[Stored data]
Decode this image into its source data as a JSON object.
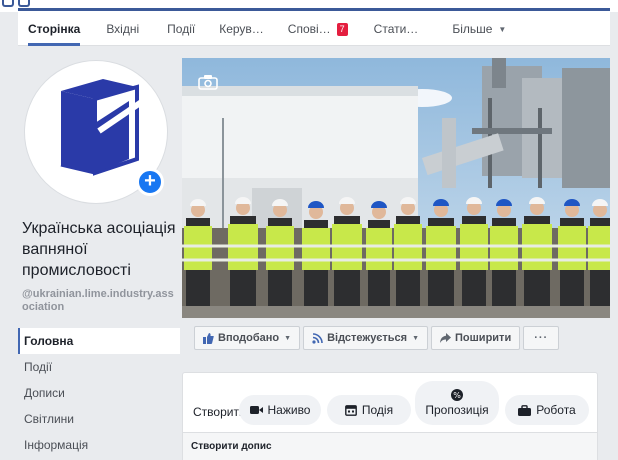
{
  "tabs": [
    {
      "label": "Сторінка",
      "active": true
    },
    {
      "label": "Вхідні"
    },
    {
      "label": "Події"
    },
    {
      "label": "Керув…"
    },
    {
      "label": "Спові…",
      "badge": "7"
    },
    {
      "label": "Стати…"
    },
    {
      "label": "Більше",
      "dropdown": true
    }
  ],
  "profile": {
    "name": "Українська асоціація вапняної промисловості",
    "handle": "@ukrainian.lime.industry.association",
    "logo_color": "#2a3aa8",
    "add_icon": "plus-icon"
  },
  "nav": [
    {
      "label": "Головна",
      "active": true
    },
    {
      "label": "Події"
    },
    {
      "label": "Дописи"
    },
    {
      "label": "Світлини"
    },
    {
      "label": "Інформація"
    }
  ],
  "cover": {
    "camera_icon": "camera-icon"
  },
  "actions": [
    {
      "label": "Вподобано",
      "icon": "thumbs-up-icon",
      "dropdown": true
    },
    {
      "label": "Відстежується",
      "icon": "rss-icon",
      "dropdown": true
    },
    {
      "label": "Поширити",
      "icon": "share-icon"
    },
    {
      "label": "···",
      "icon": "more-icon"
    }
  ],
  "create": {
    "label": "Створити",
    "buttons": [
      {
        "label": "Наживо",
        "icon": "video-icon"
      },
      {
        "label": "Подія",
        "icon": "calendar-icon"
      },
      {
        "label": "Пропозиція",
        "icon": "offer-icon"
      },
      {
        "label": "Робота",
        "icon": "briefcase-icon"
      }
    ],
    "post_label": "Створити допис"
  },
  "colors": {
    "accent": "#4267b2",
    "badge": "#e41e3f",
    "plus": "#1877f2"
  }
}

**What this task involves**
Find every line of the data that holds the string "Створити", then say how many there are and nothing else.

**Finished task**
2